### Exercise instructions
Identify all lines of the data containing the string "QINGFLOW" and copy them.

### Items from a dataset
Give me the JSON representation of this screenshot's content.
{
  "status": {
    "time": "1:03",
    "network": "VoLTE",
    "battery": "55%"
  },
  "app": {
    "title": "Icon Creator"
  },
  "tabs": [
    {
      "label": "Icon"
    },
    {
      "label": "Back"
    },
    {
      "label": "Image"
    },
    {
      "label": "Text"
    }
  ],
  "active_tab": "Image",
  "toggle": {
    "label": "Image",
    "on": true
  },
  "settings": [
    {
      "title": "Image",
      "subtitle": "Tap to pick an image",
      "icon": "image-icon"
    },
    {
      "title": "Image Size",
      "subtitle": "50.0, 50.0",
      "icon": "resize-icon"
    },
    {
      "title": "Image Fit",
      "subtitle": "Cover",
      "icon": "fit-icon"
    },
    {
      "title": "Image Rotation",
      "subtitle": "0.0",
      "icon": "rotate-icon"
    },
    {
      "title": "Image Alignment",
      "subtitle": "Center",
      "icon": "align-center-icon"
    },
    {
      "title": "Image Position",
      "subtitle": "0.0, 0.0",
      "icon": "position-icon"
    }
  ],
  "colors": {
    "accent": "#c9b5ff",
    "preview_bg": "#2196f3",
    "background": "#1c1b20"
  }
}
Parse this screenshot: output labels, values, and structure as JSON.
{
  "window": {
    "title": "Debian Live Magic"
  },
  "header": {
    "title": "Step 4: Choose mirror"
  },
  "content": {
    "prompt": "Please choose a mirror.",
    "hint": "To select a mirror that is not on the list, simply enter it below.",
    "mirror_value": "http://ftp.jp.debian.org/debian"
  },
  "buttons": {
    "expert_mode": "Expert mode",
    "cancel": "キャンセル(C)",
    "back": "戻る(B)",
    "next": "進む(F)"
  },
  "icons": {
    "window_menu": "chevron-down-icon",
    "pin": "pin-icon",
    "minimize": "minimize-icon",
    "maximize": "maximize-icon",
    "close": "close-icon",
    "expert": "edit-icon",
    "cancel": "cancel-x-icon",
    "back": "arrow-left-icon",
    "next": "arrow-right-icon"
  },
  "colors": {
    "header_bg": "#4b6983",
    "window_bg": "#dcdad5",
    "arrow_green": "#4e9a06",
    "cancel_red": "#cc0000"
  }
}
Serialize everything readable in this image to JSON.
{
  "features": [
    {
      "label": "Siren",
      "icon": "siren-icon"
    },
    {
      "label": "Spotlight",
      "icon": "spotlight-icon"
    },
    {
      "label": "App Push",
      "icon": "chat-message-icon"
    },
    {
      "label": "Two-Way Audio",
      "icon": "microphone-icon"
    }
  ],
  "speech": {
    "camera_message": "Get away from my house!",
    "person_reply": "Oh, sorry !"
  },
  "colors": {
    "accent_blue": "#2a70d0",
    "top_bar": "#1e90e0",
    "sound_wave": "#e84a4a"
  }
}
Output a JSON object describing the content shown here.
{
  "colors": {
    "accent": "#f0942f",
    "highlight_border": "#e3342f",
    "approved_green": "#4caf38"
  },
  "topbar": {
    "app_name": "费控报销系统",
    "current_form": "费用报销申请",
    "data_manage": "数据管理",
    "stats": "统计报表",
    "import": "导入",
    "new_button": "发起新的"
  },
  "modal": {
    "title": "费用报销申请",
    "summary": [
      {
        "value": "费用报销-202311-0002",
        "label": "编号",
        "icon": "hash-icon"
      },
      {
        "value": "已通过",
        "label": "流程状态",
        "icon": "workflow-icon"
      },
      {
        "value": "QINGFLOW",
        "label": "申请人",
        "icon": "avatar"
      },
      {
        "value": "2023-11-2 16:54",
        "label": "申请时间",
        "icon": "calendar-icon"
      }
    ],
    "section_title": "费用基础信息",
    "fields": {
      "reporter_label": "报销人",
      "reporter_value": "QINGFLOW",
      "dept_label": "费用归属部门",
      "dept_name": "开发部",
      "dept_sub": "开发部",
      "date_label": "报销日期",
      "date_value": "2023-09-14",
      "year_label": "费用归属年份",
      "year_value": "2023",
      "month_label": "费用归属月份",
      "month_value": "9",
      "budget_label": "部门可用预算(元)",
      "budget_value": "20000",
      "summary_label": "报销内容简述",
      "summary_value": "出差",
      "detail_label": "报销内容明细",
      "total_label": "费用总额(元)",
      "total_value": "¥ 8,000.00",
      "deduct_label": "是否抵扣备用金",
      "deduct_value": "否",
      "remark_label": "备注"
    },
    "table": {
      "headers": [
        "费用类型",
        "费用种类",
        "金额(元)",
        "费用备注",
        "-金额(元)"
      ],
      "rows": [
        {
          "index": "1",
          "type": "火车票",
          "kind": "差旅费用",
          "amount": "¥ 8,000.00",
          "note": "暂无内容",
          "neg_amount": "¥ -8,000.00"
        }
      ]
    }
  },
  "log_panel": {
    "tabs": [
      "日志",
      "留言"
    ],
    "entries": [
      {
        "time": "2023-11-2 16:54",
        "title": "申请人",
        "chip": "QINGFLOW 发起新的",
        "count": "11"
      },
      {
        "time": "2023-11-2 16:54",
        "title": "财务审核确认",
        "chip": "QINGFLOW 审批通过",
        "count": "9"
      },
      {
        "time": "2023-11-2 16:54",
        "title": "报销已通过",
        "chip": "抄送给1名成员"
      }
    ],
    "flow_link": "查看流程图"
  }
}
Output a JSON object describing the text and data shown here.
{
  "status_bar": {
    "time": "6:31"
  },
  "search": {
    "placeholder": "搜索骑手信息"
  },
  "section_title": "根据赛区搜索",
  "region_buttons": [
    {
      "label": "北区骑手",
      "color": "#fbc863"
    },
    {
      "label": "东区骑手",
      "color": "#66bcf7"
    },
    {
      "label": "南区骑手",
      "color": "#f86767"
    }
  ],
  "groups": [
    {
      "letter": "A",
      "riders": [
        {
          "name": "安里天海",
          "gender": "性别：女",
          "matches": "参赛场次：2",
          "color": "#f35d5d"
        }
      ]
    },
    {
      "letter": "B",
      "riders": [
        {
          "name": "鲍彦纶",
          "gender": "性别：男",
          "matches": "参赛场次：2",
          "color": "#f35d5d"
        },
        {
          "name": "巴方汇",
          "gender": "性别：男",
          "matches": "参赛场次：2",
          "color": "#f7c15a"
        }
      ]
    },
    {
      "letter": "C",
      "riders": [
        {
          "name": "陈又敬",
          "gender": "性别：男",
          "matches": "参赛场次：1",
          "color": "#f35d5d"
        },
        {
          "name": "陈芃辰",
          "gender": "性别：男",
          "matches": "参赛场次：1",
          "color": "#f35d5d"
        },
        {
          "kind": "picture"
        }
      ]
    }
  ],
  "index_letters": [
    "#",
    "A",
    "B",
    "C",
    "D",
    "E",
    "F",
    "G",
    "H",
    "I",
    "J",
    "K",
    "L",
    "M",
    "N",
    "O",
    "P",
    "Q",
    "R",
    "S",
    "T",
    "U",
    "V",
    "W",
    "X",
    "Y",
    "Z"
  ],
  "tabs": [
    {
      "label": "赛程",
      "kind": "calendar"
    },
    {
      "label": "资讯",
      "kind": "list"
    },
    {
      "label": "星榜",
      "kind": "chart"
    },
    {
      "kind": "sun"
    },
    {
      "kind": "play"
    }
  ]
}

### Worked solution
        "value": "QINGFLOW",
      "reporter_value": "QINGFLOW",
        "chip": "QINGFLOW 发起新的",
        "chip": "QINGFLOW 审批通过",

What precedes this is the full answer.